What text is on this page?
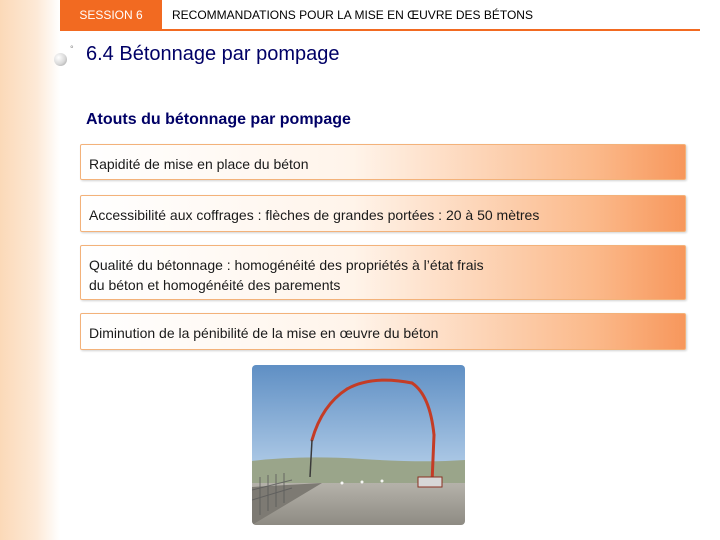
SESSION 6 RECOMMANDATIONS POUR LA MISE EN ŒUVRE DES BÉTONS
° 6.4 Bétonnage par pompage
Atouts du bétonnage par pompage
Rapidité de mise en place du béton
Accessibilité aux coffrages : flèches de grandes portées : 20 à 50 mètres
Qualité du bétonnage : homogénéité des propriétés à l’état frais
du béton et homogénéité des parements
Diminution de la pénibilité de la mise en œuvre du béton
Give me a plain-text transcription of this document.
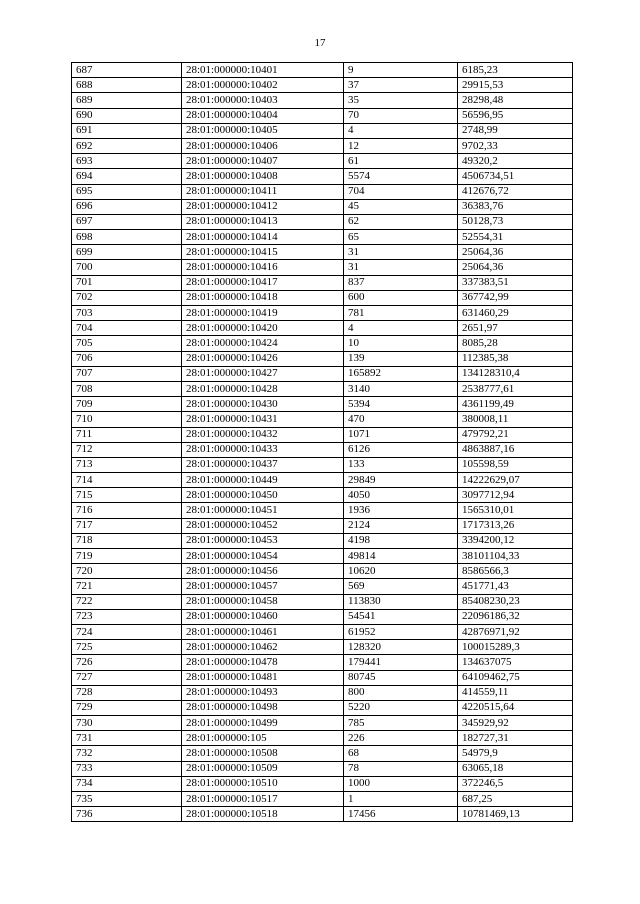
17
687	28:01:000000:10401	9	6185,23
688	28:01:000000:10402	37	29915,53
689	28:01:000000:10403	35	28298,48
690	28:01:000000:10404	70	56596,95
691	28:01:000000:10405	4	2748,99
692	28:01:000000:10406	12	9702,33
693	28:01:000000:10407	61	49320,2
694	28:01:000000:10408	5574	4506734,51
695	28:01:000000:10411	704	412676,72
696	28:01:000000:10412	45	36383,76
697	28:01:000000:10413	62	50128,73
698	28:01:000000:10414	65	52554,31
699	28:01:000000:10415	31	25064,36
700	28:01:000000:10416	31	25064,36
701	28:01:000000:10417	837	337383,51
702	28:01:000000:10418	600	367742,99
703	28:01:000000:10419	781	631460,29
704	28:01:000000:10420	4	2651,97
705	28:01:000000:10424	10	8085,28
706	28:01:000000:10426	139	112385,38
707	28:01:000000:10427	165892	134128310,4
708	28:01:000000:10428	3140	2538777,61
709	28:01:000000:10430	5394	4361199,49
710	28:01:000000:10431	470	380008,11
711	28:01:000000:10432	1071	479792,21
712	28:01:000000:10433	6126	4863887,16
713	28:01:000000:10437	133	105598,59
714	28:01:000000:10449	29849	14222629,07
715	28:01:000000:10450	4050	3097712,94
716	28:01:000000:10451	1936	1565310,01
717	28:01:000000:10452	2124	1717313,26
718	28:01:000000:10453	4198	3394200,12
719	28:01:000000:10454	49814	38101104,33
720	28:01:000000:10456	10620	8586566,3
721	28:01:000000:10457	569	451771,43
722	28:01:000000:10458	113830	85408230,23
723	28:01:000000:10460	54541	22096186,32
724	28:01:000000:10461	61952	42876971,92
725	28:01:000000:10462	128320	100015289,3
726	28:01:000000:10478	179441	134637075
727	28:01:000000:10481	80745	64109462,75
728	28:01:000000:10493	800	414559,11
729	28:01:000000:10498	5220	4220515,64
730	28:01:000000:10499	785	345929,92
731	28:01:000000:105	226	182727,31
732	28:01:000000:10508	68	54979,9
733	28:01:000000:10509	78	63065,18
734	28:01:000000:10510	1000	372246,5
735	28:01:000000:10517	1	687,25
736	28:01:000000:10518	17456	10781469,13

-=-=-=-=-

| TASK |
From the listing, copy each line containing the word "homogénéité".

| EXERCISE SOLUTION |
Qualité du bétonnage : homogénéité des propriétés à l’état frais
du béton et homogénéité des parements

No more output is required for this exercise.